## BEGIN

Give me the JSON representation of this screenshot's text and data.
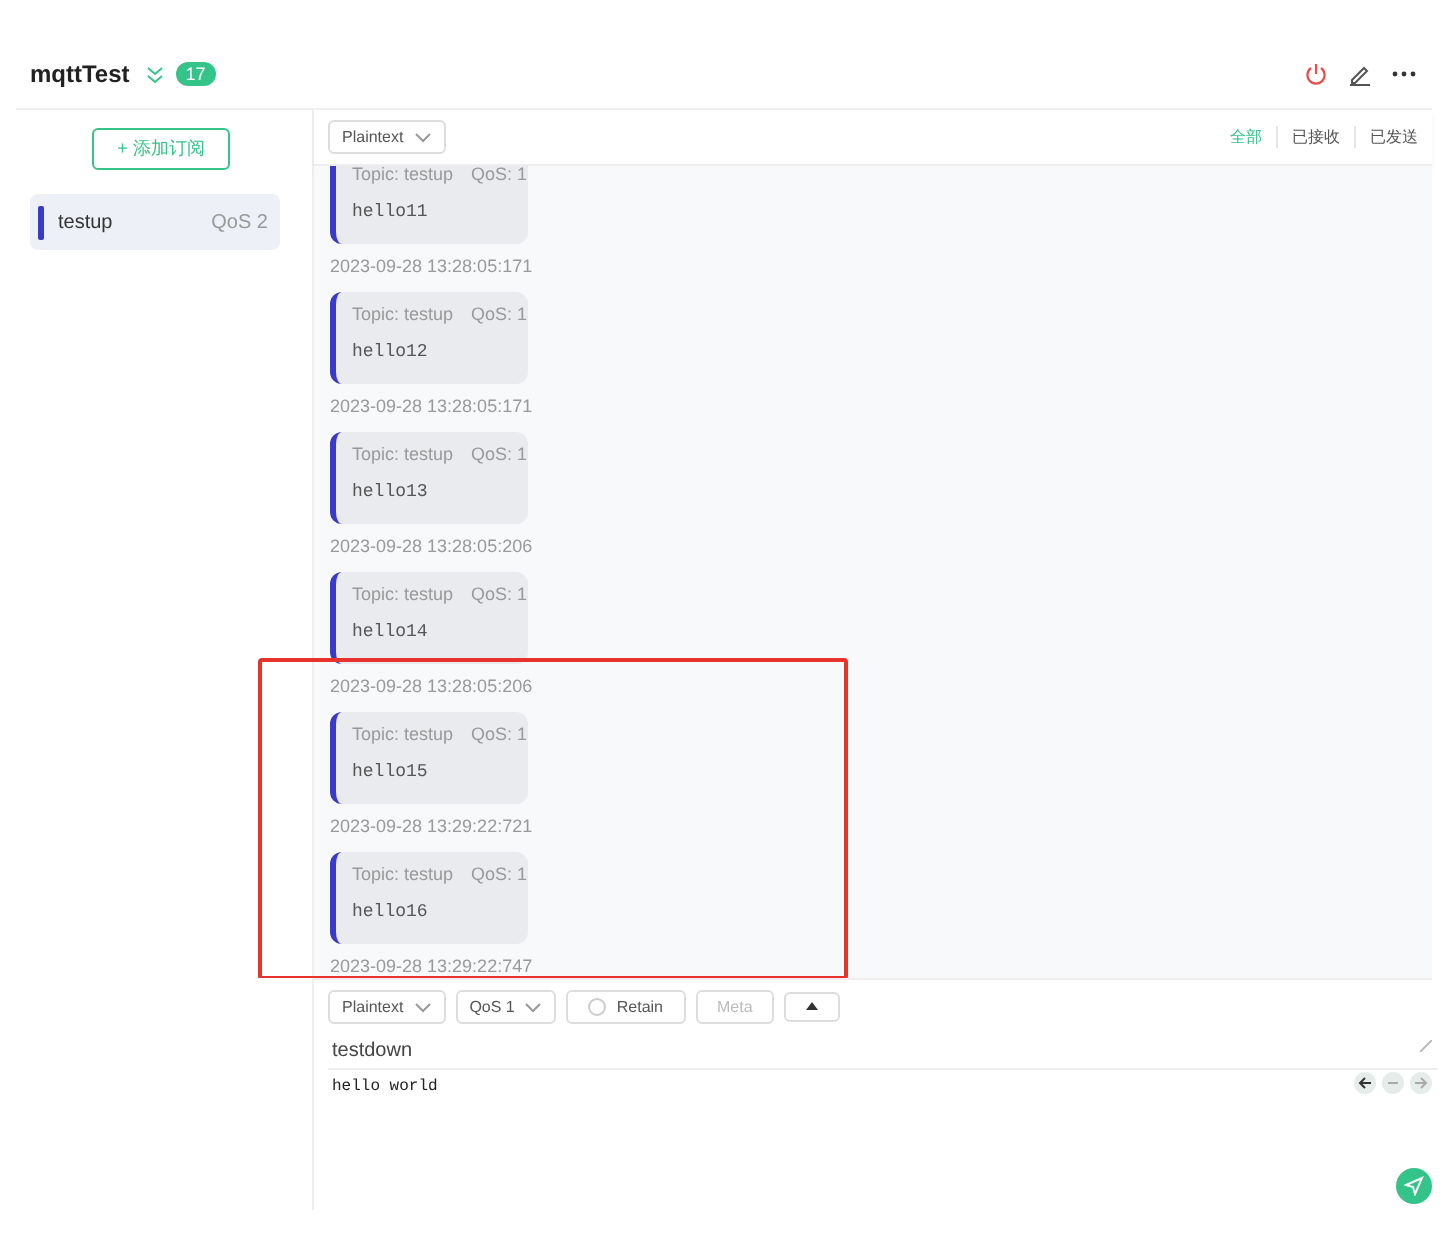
{
  "header": {
    "title": "mqttTest",
    "badge": "17"
  },
  "sidebar": {
    "add_button": "+ 添加订阅",
    "subscriptions": [
      {
        "topic": "testup",
        "qos": "QoS 2",
        "color": "#3a3ac8",
        "selected": true
      }
    ]
  },
  "toolbar": {
    "format": "Plaintext",
    "filters": [
      {
        "label": "全部",
        "selected": true
      },
      {
        "label": "已接收",
        "selected": false
      },
      {
        "label": "已发送",
        "selected": false
      }
    ]
  },
  "messages": [
    {
      "topic": "Topic: testup",
      "qos": "QoS: 1",
      "payload": "hello11",
      "time": "2023-09-28 13:28:05:171",
      "highlighted": false
    },
    {
      "topic": "Topic: testup",
      "qos": "QoS: 1",
      "payload": "hello12",
      "time": "2023-09-28 13:28:05:171",
      "highlighted": false
    },
    {
      "topic": "Topic: testup",
      "qos": "QoS: 1",
      "payload": "hello13",
      "time": "2023-09-28 13:28:05:206",
      "highlighted": false
    },
    {
      "topic": "Topic: testup",
      "qos": "QoS: 1",
      "payload": "hello14",
      "time": "2023-09-28 13:28:05:206",
      "highlighted": false
    },
    {
      "topic": "Topic: testup",
      "qos": "QoS: 1",
      "payload": "hello15",
      "time": "2023-09-28 13:29:22:721",
      "highlighted": true
    },
    {
      "topic": "Topic: testup",
      "qos": "QoS: 1",
      "payload": "hello16",
      "time": "2023-09-28 13:29:22:747",
      "highlighted": true
    }
  ],
  "composer": {
    "format": "Plaintext",
    "qos": "QoS 1",
    "retain": {
      "label": "Retain",
      "checked": false
    },
    "meta": "Meta",
    "topic": "testdown",
    "payload": "hello world"
  }
}
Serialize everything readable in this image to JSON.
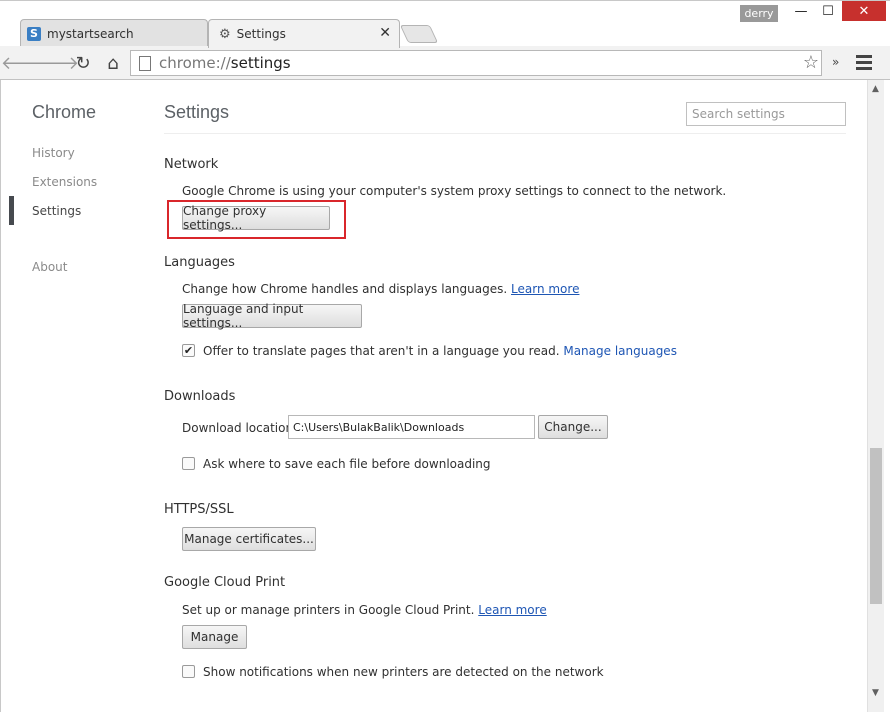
{
  "window": {
    "profile": "derry",
    "min_icon": "—",
    "max_icon": "☐",
    "close_icon": "✕"
  },
  "tabs": [
    {
      "label": "mystartsearch",
      "favicon": "S"
    },
    {
      "label": "Settings"
    }
  ],
  "toolbar": {
    "url_scheme": "chrome://",
    "url_path": "settings"
  },
  "sidebar": {
    "title": "Chrome",
    "items": [
      {
        "label": "History"
      },
      {
        "label": "Extensions"
      },
      {
        "label": "Settings",
        "selected": true
      },
      {
        "label": "About"
      }
    ]
  },
  "header": {
    "title": "Settings",
    "search_placeholder": "Search settings"
  },
  "network": {
    "title": "Network",
    "description": "Google Chrome is using your computer's system proxy settings to connect to the network.",
    "button": "Change proxy settings..."
  },
  "languages": {
    "title": "Languages",
    "description": "Change how Chrome handles and displays languages.",
    "learn_more": "Learn more",
    "button": "Language and input settings...",
    "translate_label": "Offer to translate pages that aren't in a language you read.",
    "translate_checked": true,
    "manage_link": "Manage languages"
  },
  "downloads": {
    "title": "Downloads",
    "location_label": "Download location:",
    "location_value": "C:\\Users\\BulakBalik\\Downloads",
    "change_button": "Change...",
    "ask_label": "Ask where to save each file before downloading",
    "ask_checked": false
  },
  "https": {
    "title": "HTTPS/SSL",
    "button": "Manage certificates..."
  },
  "cloud_print": {
    "title": "Google Cloud Print",
    "description": "Set up or manage printers in Google Cloud Print.",
    "learn_more": "Learn more",
    "button": "Manage",
    "notify_label": "Show notifications when new printers are detected on the network",
    "notify_checked": false
  },
  "colors": {
    "link": "#1e56b4",
    "highlight": "#d9262b",
    "close_button": "#c7302d"
  }
}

## END

Pictures stay out of the copy; please restate every record above exactly.

- [REPLY TO THE EXERCISE]
Give me the JSON representation of this screenshot's text and data.
{
  "header": {
    "title": "mqttTest",
    "badge": "17"
  },
  "sidebar": {
    "add_button": "+ 添加订阅",
    "subscriptions": [
      {
        "topic": "testup",
        "qos": "QoS 2",
        "color": "#3a3ac8",
        "selected": true
      }
    ]
  },
  "toolbar": {
    "format": "Plaintext",
    "filters": [
      {
        "label": "全部",
        "selected": true
      },
      {
        "label": "已接收",
        "selected": false
      },
      {
        "label": "已发送",
        "selected": false
      }
    ]
  },
  "messages": [
    {
      "topic": "Topic: testup",
      "qos": "QoS: 1",
      "payload": "hello11",
      "time": "2023-09-28 13:28:05:171",
      "highlighted": false
    },
    {
      "topic": "Topic: testup",
      "qos": "QoS: 1",
      "payload": "hello12",
      "time": "2023-09-28 13:28:05:171",
      "highlighted": false
    },
    {
      "topic": "Topic: testup",
      "qos": "QoS: 1",
      "payload": "hello13",
      "time": "2023-09-28 13:28:05:206",
      "highlighted": false
    },
    {
      "topic": "Topic: testup",
      "qos": "QoS: 1",
      "payload": "hello14",
      "time": "2023-09-28 13:28:05:206",
      "highlighted": false
    },
    {
      "topic": "Topic: testup",
      "qos": "QoS: 1",
      "payload": "hello15",
      "time": "2023-09-28 13:29:22:721",
      "highlighted": true
    },
    {
      "topic": "Topic: testup",
      "qos": "QoS: 1",
      "payload": "hello16",
      "time": "2023-09-28 13:29:22:747",
      "highlighted": true
    }
  ],
  "composer": {
    "format": "Plaintext",
    "qos": "QoS 1",
    "retain": {
      "label": "Retain",
      "checked": false
    },
    "meta": "Meta",
    "topic": "testdown",
    "payload": "hello world"
  }
}
Serialize everything readable in this image to JSON.
{
  "window": {
    "profile": "derry",
    "min_icon": "—",
    "max_icon": "☐",
    "close_icon": "✕"
  },
  "tabs": [
    {
      "label": "mystartsearch",
      "favicon": "S"
    },
    {
      "label": "Settings"
    }
  ],
  "toolbar": {
    "url_scheme": "chrome://",
    "url_path": "settings"
  },
  "sidebar": {
    "title": "Chrome",
    "items": [
      {
        "label": "History"
      },
      {
        "label": "Extensions"
      },
      {
        "label": "Settings",
        "selected": true
      },
      {
        "label": "About"
      }
    ]
  },
  "header": {
    "title": "Settings",
    "search_placeholder": "Search settings"
  },
  "network": {
    "title": "Network",
    "description": "Google Chrome is using your computer's system proxy settings to connect to the network.",
    "button": "Change proxy settings..."
  },
  "languages": {
    "title": "Languages",
    "description": "Change how Chrome handles and displays languages.",
    "learn_more": "Learn more",
    "button": "Language and input settings...",
    "translate_label": "Offer to translate pages that aren't in a language you read.",
    "translate_checked": true,
    "manage_link": "Manage languages"
  },
  "downloads": {
    "title": "Downloads",
    "location_label": "Download location:",
    "location_value": "C:\\Users\\BulakBalik\\Downloads",
    "change_button": "Change...",
    "ask_label": "Ask where to save each file before downloading",
    "ask_checked": false
  },
  "https": {
    "title": "HTTPS/SSL",
    "button": "Manage certificates..."
  },
  "cloud_print": {
    "title": "Google Cloud Print",
    "description": "Set up or manage printers in Google Cloud Print.",
    "learn_more": "Learn more",
    "button": "Manage",
    "notify_label": "Show notifications when new printers are detected on the network",
    "notify_checked": false
  },
  "colors": {
    "link": "#1e56b4",
    "highlight": "#d9262b",
    "close_button": "#c7302d"
  }
}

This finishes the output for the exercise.